- **Exercise**
All of the data below should be written out exactly.

─── Task data

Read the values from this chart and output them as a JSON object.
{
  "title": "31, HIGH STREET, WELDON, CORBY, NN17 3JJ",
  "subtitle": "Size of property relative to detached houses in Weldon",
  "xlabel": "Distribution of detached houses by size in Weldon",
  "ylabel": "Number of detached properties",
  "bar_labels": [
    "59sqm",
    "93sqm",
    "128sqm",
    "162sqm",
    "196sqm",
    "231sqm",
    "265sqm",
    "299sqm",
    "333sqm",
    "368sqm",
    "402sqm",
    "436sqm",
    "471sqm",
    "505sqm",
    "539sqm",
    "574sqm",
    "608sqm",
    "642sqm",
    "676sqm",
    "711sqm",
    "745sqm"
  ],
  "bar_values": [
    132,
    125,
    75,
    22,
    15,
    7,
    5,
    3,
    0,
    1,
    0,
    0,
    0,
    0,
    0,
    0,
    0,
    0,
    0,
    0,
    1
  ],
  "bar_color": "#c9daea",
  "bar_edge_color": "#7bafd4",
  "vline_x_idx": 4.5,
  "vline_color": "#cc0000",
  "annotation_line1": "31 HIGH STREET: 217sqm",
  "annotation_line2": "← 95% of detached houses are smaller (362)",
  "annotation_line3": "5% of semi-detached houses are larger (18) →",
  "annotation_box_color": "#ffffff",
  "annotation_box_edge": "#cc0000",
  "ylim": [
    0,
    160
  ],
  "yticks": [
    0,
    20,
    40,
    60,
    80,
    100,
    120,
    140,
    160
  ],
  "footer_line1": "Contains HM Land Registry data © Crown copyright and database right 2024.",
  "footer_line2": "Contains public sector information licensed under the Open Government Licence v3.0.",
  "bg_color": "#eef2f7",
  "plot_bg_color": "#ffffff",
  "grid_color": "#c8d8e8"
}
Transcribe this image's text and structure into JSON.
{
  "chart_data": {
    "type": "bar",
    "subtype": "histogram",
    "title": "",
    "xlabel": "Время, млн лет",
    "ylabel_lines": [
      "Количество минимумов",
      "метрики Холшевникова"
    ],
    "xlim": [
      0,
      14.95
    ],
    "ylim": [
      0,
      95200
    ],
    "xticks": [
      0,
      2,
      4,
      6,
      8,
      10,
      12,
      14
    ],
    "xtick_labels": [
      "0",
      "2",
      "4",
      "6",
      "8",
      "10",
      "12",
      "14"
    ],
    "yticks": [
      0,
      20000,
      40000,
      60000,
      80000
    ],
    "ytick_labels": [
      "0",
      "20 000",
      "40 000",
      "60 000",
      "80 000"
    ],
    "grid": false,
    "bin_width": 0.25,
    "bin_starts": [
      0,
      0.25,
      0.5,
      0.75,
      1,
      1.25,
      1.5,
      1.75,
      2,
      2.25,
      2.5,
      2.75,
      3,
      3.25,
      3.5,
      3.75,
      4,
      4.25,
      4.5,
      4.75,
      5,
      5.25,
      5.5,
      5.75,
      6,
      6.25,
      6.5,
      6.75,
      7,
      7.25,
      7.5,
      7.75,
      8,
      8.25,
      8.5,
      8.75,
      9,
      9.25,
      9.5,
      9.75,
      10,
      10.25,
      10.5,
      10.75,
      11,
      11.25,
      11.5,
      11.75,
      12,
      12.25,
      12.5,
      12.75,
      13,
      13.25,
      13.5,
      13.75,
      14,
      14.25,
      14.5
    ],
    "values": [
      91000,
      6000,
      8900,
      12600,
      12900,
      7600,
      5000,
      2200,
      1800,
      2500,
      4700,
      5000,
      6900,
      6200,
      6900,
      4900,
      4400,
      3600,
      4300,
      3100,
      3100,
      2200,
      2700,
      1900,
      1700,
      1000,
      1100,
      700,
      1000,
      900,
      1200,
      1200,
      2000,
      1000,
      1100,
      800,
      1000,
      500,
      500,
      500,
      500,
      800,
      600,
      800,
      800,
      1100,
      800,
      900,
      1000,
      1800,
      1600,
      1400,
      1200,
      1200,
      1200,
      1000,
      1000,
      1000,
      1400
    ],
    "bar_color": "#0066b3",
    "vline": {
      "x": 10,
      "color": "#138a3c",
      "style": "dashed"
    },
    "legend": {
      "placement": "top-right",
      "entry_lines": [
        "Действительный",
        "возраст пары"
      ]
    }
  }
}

──────

- **Exercise solution**
Read the values from this chart and output them as a JSON object.
{
  "title": "31, HIGH STREET, WELDON, CORBY, NN17 3JJ",
  "subtitle": "Size of property relative to detached houses in Weldon",
  "xlabel": "Distribution of detached houses by size in Weldon",
  "ylabel": "Number of detached properties",
  "bar_labels": [
    "59sqm",
    "93sqm",
    "128sqm",
    "162sqm",
    "196sqm",
    "231sqm",
    "265sqm",
    "299sqm",
    "333sqm",
    "368sqm",
    "402sqm",
    "436sqm",
    "471sqm",
    "505sqm",
    "539sqm",
    "574sqm",
    "608sqm",
    "642sqm",
    "676sqm",
    "711sqm",
    "745sqm"
  ],
  "bar_values": [
    132,
    125,
    75,
    22,
    15,
    7,
    5,
    3,
    0,
    1,
    0,
    0,
    0,
    0,
    0,
    0,
    0,
    0,
    0,
    0,
    1
  ],
  "bar_color": "#c9daea",
  "bar_edge_color": "#7bafd4",
  "vline_x_idx": 4.5,
  "vline_color": "#cc0000",
  "annotation_line1": "31 HIGH STREET: 217sqm",
  "annotation_line2": "← 95% of detached houses are smaller (362)",
  "annotation_line3": "5% of semi-detached houses are larger (18) →",
  "annotation_box_color": "#ffffff",
  "annotation_box_edge": "#cc0000",
  "ylim": [
    0,
    160
  ],
  "yticks": [
    0,
    20,
    40,
    60,
    80,
    100,
    120,
    140,
    160
  ],
  "footer_line1": "Contains HM Land Registry data © Crown copyright and database right 2024.",
  "footer_line2": "Contains public sector information licensed under the Open Government Licence v3.0.",
  "bg_color": "#eef2f7",
  "plot_bg_color": "#ffffff",
  "grid_color": "#c8d8e8"
}
Transcribe this image's text and structure into JSON.
{
  "chart_data": {
    "type": "bar",
    "subtype": "histogram",
    "title": "",
    "xlabel": "Время, млн лет",
    "ylabel_lines": [
      "Количество минимумов",
      "метрики Холшевникова"
    ],
    "xlim": [
      0,
      14.95
    ],
    "ylim": [
      0,
      95200
    ],
    "xticks": [
      0,
      2,
      4,
      6,
      8,
      10,
      12,
      14
    ],
    "xtick_labels": [
      "0",
      "2",
      "4",
      "6",
      "8",
      "10",
      "12",
      "14"
    ],
    "yticks": [
      0,
      20000,
      40000,
      60000,
      80000
    ],
    "ytick_labels": [
      "0",
      "20 000",
      "40 000",
      "60 000",
      "80 000"
    ],
    "grid": false,
    "bin_width": 0.25,
    "bin_starts": [
      0,
      0.25,
      0.5,
      0.75,
      1,
      1.25,
      1.5,
      1.75,
      2,
      2.25,
      2.5,
      2.75,
      3,
      3.25,
      3.5,
      3.75,
      4,
      4.25,
      4.5,
      4.75,
      5,
      5.25,
      5.5,
      5.75,
      6,
      6.25,
      6.5,
      6.75,
      7,
      7.25,
      7.5,
      7.75,
      8,
      8.25,
      8.5,
      8.75,
      9,
      9.25,
      9.5,
      9.75,
      10,
      10.25,
      10.5,
      10.75,
      11,
      11.25,
      11.5,
      11.75,
      12,
      12.25,
      12.5,
      12.75,
      13,
      13.25,
      13.5,
      13.75,
      14,
      14.25,
      14.5
    ],
    "values": [
      91000,
      6000,
      8900,
      12600,
      12900,
      7600,
      5000,
      2200,
      1800,
      2500,
      4700,
      5000,
      6900,
      6200,
      6900,
      4900,
      4400,
      3600,
      4300,
      3100,
      3100,
      2200,
      2700,
      1900,
      1700,
      1000,
      1100,
      700,
      1000,
      900,
      1200,
      1200,
      2000,
      1000,
      1100,
      800,
      1000,
      500,
      500,
      500,
      500,
      800,
      600,
      800,
      800,
      1100,
      800,
      900,
      1000,
      1800,
      1600,
      1400,
      1200,
      1200,
      1200,
      1000,
      1000,
      1000,
      1400
    ],
    "bar_color": "#0066b3",
    "vline": {
      "x": 10,
      "color": "#138a3c",
      "style": "dashed"
    },
    "legend": {
      "placement": "top-right",
      "entry_lines": [
        "Действительный",
        "возраст пары"
      ]
    }
  }
}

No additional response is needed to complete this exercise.